Write the next part of the ggplot2 tutorial on scatter plots by group, starting after its final line.

**Passage shown**.
=-=-=

Sample data

The data below contains two numerical variables and a categorical variable representing groups. This data frame be used in the following examples.


# Data simulation
x <- runif(500)
y <- 5 * x ^ 2 + rnorm(length(x), sd = 2)
group <- ifelse(x < 0.4, "A",
                ifelse(x > 0.8, "C", "B"))
x <- x + runif(length(x), -0.2, 0.2)

# Data frame
df <- data.frame(x = x, y = y, group = group)

Scatter plot by group with geom_point

Creating a scatter plot by group in ggplot2 is straightforward, as you only need to pass the categorical variable to the color argument of aes.

# install.packages("ggplot2")

# Scatter plot by group
ggplot(df, aes(x = x, y = y, color = group)) +

Scatter plot by group in ggplot2

Changing the colors

The default color palette can be customized in several ways. You can use scale_color_manual and pass a vector of colors to the values argument or choose a predefined discrete palette, such as scale_color_viridis_d.

# install.packages("ggplot2")

# Vector of colors
cols <- c("#1170AA", "#55AD89", "#EF6F6A")

ggplot(df, aes(x = x, y = y, color = group)) +
  geom_point() +
  scale_color_manual(values = cols)

Scatter plot by group in ggplot2 color scale

Changing the shape and the size

The default shape of the observations are filled circles, but you can choose any symbol with shape. The size of the symbols can also be customized, making use of size.

# install.packages("ggplot2")

ggplot(df, aes(x = x, y = y, color = group)) +
  geom_point(shape = 17, size = 2)

Scatter plot symbol in ggplot2

Shape by group

If you want you can add a different shape by group, pass the grouping variable to the shape argument of the aes function. Note that you can specify this argument without setting color.

# install.packages("ggplot2")

=-=-=

**Excerpted records**.
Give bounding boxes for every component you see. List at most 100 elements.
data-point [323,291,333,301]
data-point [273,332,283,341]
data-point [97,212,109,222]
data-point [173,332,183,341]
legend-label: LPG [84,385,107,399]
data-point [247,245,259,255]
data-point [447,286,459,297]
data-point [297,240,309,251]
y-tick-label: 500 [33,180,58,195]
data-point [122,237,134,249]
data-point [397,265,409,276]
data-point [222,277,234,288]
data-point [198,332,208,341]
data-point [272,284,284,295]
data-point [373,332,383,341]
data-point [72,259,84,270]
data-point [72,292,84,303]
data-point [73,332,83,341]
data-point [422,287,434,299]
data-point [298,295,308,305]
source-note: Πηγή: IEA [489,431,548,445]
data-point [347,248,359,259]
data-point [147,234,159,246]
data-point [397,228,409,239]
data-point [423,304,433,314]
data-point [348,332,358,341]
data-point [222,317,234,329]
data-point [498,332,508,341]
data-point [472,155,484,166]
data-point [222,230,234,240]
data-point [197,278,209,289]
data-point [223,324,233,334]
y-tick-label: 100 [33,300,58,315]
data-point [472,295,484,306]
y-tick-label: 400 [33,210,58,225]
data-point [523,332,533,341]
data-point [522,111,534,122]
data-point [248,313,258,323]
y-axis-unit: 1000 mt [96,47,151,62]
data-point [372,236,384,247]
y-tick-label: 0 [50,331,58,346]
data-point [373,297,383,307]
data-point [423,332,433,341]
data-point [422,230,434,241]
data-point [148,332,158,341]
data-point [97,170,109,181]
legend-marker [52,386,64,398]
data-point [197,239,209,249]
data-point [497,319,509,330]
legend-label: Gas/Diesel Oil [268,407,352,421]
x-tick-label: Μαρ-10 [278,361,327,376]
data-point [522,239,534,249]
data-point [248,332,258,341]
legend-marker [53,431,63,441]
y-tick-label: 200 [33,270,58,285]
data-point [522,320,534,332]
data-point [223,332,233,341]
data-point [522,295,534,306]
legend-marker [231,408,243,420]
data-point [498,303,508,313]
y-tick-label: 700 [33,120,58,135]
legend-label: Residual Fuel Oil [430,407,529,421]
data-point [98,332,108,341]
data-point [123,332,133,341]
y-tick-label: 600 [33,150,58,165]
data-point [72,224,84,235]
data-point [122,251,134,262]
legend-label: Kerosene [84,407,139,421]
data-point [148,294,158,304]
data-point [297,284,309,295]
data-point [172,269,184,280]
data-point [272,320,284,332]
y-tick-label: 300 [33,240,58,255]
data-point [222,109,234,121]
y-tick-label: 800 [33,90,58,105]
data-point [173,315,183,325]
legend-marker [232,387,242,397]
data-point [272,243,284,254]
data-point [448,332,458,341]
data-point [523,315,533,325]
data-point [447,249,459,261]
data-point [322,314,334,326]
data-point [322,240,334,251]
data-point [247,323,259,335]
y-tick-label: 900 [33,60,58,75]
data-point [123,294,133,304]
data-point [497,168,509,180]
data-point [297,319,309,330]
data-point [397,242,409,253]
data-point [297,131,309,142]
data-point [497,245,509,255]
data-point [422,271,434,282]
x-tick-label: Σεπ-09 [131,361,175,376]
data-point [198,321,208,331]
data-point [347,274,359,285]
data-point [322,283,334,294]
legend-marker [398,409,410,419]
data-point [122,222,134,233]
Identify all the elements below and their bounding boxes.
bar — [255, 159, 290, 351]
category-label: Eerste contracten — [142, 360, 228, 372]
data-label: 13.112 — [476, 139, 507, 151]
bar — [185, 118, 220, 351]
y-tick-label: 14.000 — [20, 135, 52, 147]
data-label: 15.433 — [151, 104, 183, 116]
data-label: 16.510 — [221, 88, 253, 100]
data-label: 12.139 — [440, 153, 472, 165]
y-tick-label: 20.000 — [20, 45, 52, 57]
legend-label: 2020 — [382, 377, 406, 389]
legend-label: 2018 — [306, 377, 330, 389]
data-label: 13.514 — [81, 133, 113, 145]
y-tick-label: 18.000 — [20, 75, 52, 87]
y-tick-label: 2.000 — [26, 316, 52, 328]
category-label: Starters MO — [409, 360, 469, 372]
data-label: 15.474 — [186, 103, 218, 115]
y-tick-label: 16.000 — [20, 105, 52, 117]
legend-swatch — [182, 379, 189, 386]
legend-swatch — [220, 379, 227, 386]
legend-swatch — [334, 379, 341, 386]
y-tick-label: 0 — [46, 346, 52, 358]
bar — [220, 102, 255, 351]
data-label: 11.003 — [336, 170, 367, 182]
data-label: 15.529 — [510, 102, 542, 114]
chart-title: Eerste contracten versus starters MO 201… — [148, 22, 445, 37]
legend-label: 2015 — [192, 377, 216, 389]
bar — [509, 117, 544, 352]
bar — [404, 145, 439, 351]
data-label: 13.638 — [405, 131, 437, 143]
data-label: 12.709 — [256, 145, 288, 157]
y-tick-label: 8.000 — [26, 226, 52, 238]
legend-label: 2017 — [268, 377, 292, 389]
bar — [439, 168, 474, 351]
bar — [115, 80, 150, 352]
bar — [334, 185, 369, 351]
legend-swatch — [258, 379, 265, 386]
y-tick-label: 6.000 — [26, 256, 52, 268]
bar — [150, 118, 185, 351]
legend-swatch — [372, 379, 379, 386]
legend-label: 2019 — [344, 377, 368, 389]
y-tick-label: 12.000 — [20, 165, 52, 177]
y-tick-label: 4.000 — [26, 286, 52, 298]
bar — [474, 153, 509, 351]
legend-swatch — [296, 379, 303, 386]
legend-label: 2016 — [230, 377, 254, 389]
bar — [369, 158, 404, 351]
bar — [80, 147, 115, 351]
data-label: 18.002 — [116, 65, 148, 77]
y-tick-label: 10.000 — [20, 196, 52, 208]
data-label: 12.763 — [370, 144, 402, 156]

=-=-=

**Written reply**.
ggplot(df, aes(x = x, y = y, color = group,
               shape = group)) +
  geom_point(size = 2)

Scatter plot with shape by group in ggplot2

Legend customization

ggplot2 scatter plot with custom legend

Legend title

When you create a scatter plot by group in ggplot2 an automatic legend is created based con the categorical variable. The default title of the legend is the name of the variable, but you can override this with the following code.

# install.packages("ggplot2")

ggplot(df, aes(x = x, y = y, color = group)) +
  geom_point(size = 2) +
  guides(colour = guide_legend(title = "Title"))

Scatter plot by group in ggplot2 with custom key labels

Custom key labels

The labels can also be customized. You can make use of the labels argument of the scale_color_discrete function to change them.

# install.packages("ggplot2")

ggplot(df, aes(x = x, y = y, color = group)) +
  geom_point(size = 2) +
  scale_color_discrete(labels = c("G1", "G2", "G3"))

Remove the legend in ggplot2 scatter plot

Remove the legend

In case you want to get rid of the legend set legend.position = "none" inside the theme function.

# install.packages("ggplot2")

ggplot(df, aes(x = x, y = y, color = group)) +
  geom_point(size = 2) +
  theme(legend.position = "none")